#### EXERCISE
Scan the data below for the string "name". Show every line where it turns up.

[Start]

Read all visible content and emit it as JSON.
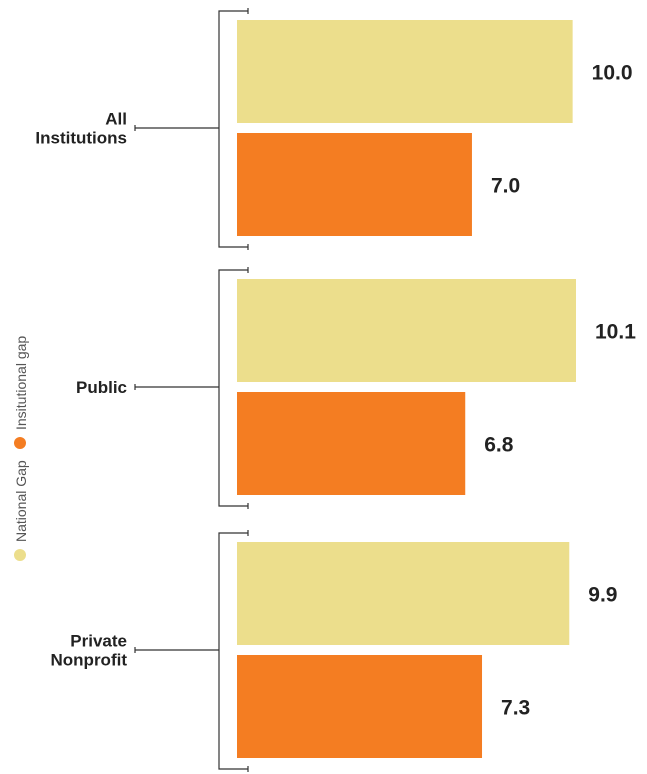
{
  "chart_data": {
    "type": "bar",
    "orientation": "horizontal",
    "categories": [
      "All\nInstitutions",
      "Public",
      "Private\nNonprofit"
    ],
    "series": [
      {
        "name": "National Gap",
        "values": [
          10.0,
          10.1,
          9.9
        ],
        "labels": [
          "10.0",
          "10.1",
          "9.9"
        ],
        "color": "#ECDE8C"
      },
      {
        "name": "Insitutional gap",
        "values": [
          7.0,
          6.8,
          7.3
        ],
        "labels": [
          "7.0",
          "6.8",
          "7.3"
        ],
        "color": "#F47D22"
      }
    ],
    "xlim": [
      0,
      10.1
    ],
    "legend_position": "left, vertical",
    "grid": false
  }
}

[End]

#### ANSWER TO THE PROBLEM
        "name": "National Gap",
        "name": "Insitutional gap",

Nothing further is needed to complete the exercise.